(begin)

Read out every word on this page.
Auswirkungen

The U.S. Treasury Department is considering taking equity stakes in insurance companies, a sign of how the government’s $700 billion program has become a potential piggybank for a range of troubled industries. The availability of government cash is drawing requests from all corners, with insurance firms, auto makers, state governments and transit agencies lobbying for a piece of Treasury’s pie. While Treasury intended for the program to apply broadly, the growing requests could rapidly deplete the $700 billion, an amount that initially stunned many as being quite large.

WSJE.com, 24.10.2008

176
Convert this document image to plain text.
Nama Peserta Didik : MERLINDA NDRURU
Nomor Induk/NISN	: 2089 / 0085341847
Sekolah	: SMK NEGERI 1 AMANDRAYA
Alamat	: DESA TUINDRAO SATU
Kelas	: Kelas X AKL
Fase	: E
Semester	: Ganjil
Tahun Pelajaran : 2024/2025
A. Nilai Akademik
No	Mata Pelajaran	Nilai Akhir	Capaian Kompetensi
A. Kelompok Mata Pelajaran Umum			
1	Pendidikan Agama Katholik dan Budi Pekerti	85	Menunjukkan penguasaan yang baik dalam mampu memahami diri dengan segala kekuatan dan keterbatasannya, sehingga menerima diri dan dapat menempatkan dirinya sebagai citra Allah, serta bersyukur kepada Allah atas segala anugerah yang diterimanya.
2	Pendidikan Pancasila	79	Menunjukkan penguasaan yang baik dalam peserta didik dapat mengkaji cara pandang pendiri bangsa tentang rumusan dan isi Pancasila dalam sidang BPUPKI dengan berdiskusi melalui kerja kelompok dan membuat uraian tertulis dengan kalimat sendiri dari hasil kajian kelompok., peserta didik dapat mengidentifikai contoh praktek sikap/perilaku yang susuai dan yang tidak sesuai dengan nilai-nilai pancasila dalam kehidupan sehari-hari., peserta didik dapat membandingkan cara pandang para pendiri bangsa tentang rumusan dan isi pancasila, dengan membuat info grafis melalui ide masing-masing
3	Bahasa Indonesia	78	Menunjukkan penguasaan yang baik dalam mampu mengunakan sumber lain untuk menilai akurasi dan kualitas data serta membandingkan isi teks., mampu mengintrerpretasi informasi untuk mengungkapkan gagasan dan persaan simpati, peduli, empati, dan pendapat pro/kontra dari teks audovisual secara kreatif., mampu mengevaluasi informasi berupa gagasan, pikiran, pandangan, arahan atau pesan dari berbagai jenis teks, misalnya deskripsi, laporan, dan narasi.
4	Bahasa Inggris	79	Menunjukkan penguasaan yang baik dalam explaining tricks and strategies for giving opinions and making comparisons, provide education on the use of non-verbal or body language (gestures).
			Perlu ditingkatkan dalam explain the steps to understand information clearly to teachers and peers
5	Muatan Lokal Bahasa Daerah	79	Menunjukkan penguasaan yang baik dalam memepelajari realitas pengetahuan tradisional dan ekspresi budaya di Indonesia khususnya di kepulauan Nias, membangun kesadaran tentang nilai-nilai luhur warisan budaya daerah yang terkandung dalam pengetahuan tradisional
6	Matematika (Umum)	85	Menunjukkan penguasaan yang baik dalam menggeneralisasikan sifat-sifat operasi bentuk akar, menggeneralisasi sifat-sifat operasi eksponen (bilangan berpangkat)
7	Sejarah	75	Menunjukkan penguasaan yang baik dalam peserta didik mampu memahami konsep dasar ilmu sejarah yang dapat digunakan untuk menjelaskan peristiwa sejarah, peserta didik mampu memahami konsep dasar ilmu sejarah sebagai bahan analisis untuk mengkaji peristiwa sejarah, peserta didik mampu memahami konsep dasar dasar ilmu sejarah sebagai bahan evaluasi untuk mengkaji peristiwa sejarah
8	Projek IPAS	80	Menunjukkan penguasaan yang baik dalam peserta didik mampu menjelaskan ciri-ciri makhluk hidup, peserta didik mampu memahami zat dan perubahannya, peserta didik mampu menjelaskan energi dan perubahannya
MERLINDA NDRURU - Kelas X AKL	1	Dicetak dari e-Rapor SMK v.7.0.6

(end)

• [WHAT NEEDS TO BE DONE]:
Go back to the listing above and please repeat it exactly.

• [EXPECTED ANSWER]:
Read out every word on this page.
Auswirkungen

The U.S. Treasury Department is considering taking equity stakes in insurance companies, a sign of how the government’s $700 billion program has become a potential piggybank for a range of troubled industries. The availability of government cash is drawing requests from all corners, with insurance firms, auto makers, state governments and transit agencies lobbying for a piece of Treasury’s pie. While Treasury intended for the program to apply broadly, the growing requests could rapidly deplete the $700 billion, an amount that initially stunned many as being quite large.

WSJE.com, 24.10.2008

176
Convert this document image to plain text.
Nama Peserta Didik : MERLINDA NDRURU
Nomor Induk/NISN	: 2089 / 0085341847
Sekolah	: SMK NEGERI 1 AMANDRAYA
Alamat	: DESA TUINDRAO SATU
Kelas	: Kelas X AKL
Fase	: E
Semester	: Ganjil
Tahun Pelajaran : 2024/2025
A. Nilai Akademik
No	Mata Pelajaran	Nilai Akhir	Capaian Kompetensi
A. Kelompok Mata Pelajaran Umum			
1	Pendidikan Agama Katholik dan Budi Pekerti	85	Menunjukkan penguasaan yang baik dalam mampu memahami diri dengan segala kekuatan dan keterbatasannya, sehingga menerima diri dan dapat menempatkan dirinya sebagai citra Allah, serta bersyukur kepada Allah atas segala anugerah yang diterimanya.
2	Pendidikan Pancasila	79	Menunjukkan penguasaan yang baik dalam peserta didik dapat mengkaji cara pandang pendiri bangsa tentang rumusan dan isi Pancasila dalam sidang BPUPKI dengan berdiskusi melalui kerja kelompok dan membuat uraian tertulis dengan kalimat sendiri dari hasil kajian kelompok., peserta didik dapat mengidentifikai contoh praktek sikap/perilaku yang susuai dan yang tidak sesuai dengan nilai-nilai pancasila dalam kehidupan sehari-hari., peserta didik dapat membandingkan cara pandang para pendiri bangsa tentang rumusan dan isi pancasila, dengan membuat info grafis melalui ide masing-masing
3	Bahasa Indonesia	78	Menunjukkan penguasaan yang baik dalam mampu mengunakan sumber lain untuk menilai akurasi dan kualitas data serta membandingkan isi teks., mampu mengintrerpretasi informasi untuk mengungkapkan gagasan dan persaan simpati, peduli, empati, dan pendapat pro/kontra dari teks audovisual secara kreatif., mampu mengevaluasi informasi berupa gagasan, pikiran, pandangan, arahan atau pesan dari berbagai jenis teks, misalnya deskripsi, laporan, dan narasi.
4	Bahasa Inggris	79	Menunjukkan penguasaan yang baik dalam explaining tricks and strategies for giving opinions and making comparisons, provide education on the use of non-verbal or body language (gestures).
			Perlu ditingkatkan dalam explain the steps to understand information clearly to teachers and peers
5	Muatan Lokal Bahasa Daerah	79	Menunjukkan penguasaan yang baik dalam memepelajari realitas pengetahuan tradisional dan ekspresi budaya di Indonesia khususnya di kepulauan Nias, membangun kesadaran tentang nilai-nilai luhur warisan budaya daerah yang terkandung dalam pengetahuan tradisional
6	Matematika (Umum)	85	Menunjukkan penguasaan yang baik dalam menggeneralisasikan sifat-sifat operasi bentuk akar, menggeneralisasi sifat-sifat operasi eksponen (bilangan berpangkat)
7	Sejarah	75	Menunjukkan penguasaan yang baik dalam peserta didik mampu memahami konsep dasar ilmu sejarah yang dapat digunakan untuk menjelaskan peristiwa sejarah, peserta didik mampu memahami konsep dasar ilmu sejarah sebagai bahan analisis untuk mengkaji peristiwa sejarah, peserta didik mampu memahami konsep dasar dasar ilmu sejarah sebagai bahan evaluasi untuk mengkaji peristiwa sejarah
8	Projek IPAS	80	Menunjukkan penguasaan yang baik dalam peserta didik mampu menjelaskan ciri-ciri makhluk hidup, peserta didik mampu memahami zat dan perubahannya, peserta didik mampu menjelaskan energi dan perubahannya
MERLINDA NDRURU - Kelas X AKL	1	Dicetak dari e-Rapor SMK v.7.0.6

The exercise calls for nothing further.